## Task to carry out:
Are you able to quote each entry exactly as written?

[Stored data]
****************

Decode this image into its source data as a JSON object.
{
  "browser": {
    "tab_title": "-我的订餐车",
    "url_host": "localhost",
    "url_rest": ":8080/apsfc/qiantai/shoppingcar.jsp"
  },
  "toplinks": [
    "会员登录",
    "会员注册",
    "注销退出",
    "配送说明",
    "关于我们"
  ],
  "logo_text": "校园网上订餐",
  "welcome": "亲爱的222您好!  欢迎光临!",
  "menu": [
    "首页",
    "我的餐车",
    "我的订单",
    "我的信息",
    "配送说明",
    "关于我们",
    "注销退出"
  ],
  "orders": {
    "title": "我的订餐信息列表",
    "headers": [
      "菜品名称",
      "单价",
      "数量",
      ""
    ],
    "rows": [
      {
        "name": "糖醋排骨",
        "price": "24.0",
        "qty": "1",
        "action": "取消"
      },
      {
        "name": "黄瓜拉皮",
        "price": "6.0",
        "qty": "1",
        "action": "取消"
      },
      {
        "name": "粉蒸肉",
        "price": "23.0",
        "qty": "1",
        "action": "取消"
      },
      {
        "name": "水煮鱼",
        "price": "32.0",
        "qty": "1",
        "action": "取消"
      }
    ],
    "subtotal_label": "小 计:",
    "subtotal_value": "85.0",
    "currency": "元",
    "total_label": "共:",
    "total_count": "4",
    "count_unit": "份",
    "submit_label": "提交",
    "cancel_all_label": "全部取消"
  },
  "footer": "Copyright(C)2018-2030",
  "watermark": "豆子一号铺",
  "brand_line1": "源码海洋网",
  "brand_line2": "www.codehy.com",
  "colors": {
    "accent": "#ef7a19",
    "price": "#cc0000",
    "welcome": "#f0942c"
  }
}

****************

## Finished exercise:
Decode this image into its source data as a JSON object.
{
  "browser": {
    "tab_title": "-我的订餐车",
    "url_host": "localhost",
    "url_rest": ":8080/apsfc/qiantai/shoppingcar.jsp"
  },
  "toplinks": [
    "会员登录",
    "会员注册",
    "注销退出",
    "配送说明",
    "关于我们"
  ],
  "logo_text": "校园网上订餐",
  "welcome": "亲爱的222您好!  欢迎光临!",
  "menu": [
    "首页",
    "我的餐车",
    "我的订单",
    "我的信息",
    "配送说明",
    "关于我们",
    "注销退出"
  ],
  "orders": {
    "title": "我的订餐信息列表",
    "headers": [
      "菜品名称",
      "单价",
      "数量",
      ""
    ],
    "rows": [
      {
        "name": "糖醋排骨",
        "price": "24.0",
        "qty": "1",
        "action": "取消"
      },
      {
        "name": "黄瓜拉皮",
        "price": "6.0",
        "qty": "1",
        "action": "取消"
      },
      {
        "name": "粉蒸肉",
        "price": "23.0",
        "qty": "1",
        "action": "取消"
      },
      {
        "name": "水煮鱼",
        "price": "32.0",
        "qty": "1",
        "action": "取消"
      }
    ],
    "subtotal_label": "小 计:",
    "subtotal_value": "85.0",
    "currency": "元",
    "total_label": "共:",
    "total_count": "4",
    "count_unit": "份",
    "submit_label": "提交",
    "cancel_all_label": "全部取消"
  },
  "footer": "Copyright(C)2018-2030",
  "watermark": "豆子一号铺",
  "brand_line1": "源码海洋网",
  "brand_line2": "www.codehy.com",
  "colors": {
    "accent": "#ef7a19",
    "price": "#cc0000",
    "welcome": "#f0942c"
  }
}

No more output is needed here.